Problem Description:
We are using mongoDB Community Version 4.0.14 version as our database.
HW sizing is 16 core CPU, 32 GB RAM and 1 TB HDD.
We have data stored in two collections coll_A ( from collection - 2GB) and coll_B (to collection 5 GB) on a single node mongodb server,
We have to join these two collection based on certain predefined conditions and out the data in third collection coll_result.
Appropriate Indexes are build on both the collections.
Each of the collection contains millions of records and we use the following pipeline stages to out the result records.
#1. $match runID (job id)
#2. $redact on multiple and / or conditions filter initial data and keep relevant
#3. $lookup on multiple and / or conditions join on the second collection
#4. $unwind result
#5. $redact on multiple and / or conditions filter all the data
#6. $match specific condition for system from which the data is polled. ( Data is polled from multiple downstream systems)
#7. $addFields
#8. $project
#9. $project with cursor - batchsize 50 , allowDiskUse: true
We have a few observations:
- There happens to be a cartesian product of the records from both the collections at stage #3 $lookup.
- After this lookup indexes are not applied on the resultant data.
- This operation essentially uses all the CPU processing power of 16 core CPU.
- HDD and SDD makes no difference on i/o operation resultant time.
- Altering cursor batch size has no impact on the processing.
Some time it takes more the 3 to 6 hours to get the output.
As the data in coll_A , coll_B increases the time keeps on increasing.
Need guidance for how to resolve the long query time problem.
Thanks & Regards

- **Problems to solve**:
1. In the MongoDB post, rewrite the passage from "We have data" up to and including "both the collections.", substituting "coll_output" for "coll_result".
2. According to the MongoDB post, at which pipeline stage does a cartesian product of records from both collections occur?

- **Dataset entries**:
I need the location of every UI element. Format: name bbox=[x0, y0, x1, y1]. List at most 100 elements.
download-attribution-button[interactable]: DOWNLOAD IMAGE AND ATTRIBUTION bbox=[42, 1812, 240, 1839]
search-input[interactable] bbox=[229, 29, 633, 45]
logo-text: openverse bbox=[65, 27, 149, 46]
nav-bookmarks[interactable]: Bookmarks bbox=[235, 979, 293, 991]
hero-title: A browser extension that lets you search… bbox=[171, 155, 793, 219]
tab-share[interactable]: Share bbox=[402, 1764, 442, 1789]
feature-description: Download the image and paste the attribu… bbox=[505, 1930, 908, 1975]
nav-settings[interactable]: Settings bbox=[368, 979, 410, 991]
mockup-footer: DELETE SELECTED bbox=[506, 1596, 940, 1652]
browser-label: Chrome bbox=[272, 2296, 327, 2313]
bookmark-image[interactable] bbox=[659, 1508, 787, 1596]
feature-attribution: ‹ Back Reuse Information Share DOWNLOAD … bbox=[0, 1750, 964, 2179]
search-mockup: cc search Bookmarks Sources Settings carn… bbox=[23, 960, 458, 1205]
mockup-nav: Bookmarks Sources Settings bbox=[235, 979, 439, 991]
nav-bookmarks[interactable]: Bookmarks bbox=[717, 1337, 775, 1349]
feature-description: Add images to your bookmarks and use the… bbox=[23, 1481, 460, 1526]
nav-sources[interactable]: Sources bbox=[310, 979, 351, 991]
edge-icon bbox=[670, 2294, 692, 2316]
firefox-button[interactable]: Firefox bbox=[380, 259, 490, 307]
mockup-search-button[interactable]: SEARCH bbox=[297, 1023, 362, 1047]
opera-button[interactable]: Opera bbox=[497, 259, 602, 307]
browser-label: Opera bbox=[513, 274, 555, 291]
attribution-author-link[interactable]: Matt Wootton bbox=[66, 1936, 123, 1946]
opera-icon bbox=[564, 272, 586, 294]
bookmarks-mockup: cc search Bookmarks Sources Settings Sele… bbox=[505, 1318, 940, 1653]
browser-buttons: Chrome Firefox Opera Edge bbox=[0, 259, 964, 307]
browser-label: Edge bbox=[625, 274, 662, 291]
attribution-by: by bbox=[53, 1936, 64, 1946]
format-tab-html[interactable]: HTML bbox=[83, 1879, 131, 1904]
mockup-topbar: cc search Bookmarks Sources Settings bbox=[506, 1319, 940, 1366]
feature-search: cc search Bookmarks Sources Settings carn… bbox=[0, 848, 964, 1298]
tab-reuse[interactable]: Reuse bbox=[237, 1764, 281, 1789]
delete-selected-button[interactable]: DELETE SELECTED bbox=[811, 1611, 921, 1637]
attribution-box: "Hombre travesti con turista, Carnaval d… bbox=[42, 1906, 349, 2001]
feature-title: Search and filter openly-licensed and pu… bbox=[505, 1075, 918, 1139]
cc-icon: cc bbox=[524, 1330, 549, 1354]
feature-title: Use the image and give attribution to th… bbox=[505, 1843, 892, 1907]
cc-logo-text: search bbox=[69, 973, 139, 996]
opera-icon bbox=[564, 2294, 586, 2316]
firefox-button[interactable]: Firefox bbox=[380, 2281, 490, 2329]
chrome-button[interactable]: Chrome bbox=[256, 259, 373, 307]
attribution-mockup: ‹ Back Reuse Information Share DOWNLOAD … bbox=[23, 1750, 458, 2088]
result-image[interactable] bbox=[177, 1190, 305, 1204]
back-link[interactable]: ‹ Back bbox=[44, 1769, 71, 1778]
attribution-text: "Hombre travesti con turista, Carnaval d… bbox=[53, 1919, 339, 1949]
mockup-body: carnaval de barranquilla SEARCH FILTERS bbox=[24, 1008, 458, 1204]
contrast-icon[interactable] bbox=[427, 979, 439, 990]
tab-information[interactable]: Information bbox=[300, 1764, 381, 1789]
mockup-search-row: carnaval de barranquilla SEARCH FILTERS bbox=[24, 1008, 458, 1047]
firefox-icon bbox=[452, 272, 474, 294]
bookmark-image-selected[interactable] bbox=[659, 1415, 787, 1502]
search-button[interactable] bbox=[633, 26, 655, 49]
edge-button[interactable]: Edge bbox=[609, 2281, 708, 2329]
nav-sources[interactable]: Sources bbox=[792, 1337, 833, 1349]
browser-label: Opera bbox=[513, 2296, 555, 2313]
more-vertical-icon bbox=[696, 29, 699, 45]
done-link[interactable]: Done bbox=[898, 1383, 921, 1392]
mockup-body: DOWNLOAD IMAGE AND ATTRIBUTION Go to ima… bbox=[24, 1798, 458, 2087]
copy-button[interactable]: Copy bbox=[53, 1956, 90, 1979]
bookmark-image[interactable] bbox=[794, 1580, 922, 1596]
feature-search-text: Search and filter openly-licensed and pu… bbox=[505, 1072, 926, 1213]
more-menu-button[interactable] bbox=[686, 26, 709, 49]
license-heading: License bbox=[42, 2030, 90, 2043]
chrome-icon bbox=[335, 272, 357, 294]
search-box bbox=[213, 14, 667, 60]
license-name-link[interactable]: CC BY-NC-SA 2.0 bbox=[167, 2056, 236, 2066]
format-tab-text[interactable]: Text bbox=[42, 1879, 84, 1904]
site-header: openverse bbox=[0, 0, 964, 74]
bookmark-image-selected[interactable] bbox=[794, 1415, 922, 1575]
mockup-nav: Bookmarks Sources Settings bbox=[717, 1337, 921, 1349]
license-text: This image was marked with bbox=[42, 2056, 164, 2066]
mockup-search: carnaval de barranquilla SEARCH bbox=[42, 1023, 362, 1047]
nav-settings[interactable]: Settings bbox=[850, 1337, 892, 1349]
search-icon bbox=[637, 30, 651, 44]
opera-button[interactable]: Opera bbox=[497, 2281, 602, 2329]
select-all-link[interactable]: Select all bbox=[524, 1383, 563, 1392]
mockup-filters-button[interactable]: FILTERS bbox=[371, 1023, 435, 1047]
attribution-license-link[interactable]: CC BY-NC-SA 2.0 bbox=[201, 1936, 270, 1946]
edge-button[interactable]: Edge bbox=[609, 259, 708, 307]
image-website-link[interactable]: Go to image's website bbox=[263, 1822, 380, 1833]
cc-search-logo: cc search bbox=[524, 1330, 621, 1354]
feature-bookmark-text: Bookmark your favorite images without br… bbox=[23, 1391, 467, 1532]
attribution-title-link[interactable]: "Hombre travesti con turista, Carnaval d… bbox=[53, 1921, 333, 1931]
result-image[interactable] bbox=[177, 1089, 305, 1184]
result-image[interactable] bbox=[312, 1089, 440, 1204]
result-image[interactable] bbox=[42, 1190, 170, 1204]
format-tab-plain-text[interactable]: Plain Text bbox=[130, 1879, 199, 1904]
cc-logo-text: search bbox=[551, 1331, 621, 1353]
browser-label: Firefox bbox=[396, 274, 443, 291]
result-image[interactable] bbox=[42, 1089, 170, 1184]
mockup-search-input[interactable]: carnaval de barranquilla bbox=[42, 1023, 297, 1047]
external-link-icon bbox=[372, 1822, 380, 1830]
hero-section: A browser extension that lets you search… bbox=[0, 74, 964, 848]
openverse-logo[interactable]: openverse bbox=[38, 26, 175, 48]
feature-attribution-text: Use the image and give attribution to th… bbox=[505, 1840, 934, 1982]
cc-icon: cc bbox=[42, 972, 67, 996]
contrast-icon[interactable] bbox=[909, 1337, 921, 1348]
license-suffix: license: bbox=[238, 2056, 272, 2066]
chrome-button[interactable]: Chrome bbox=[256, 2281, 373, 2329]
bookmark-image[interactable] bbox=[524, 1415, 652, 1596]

- **Solutions**:
1.
We have data stored in two collections coll_A ( from collection - 2GB) and coll_B (to collection 5 GB) on a single node mongodb server,
We have to join these two collection based on certain predefined conditions and out the data in third collection coll_output.
Appropriate Indexes are build on both the collections.

2. At stage #3, the $lookup stage.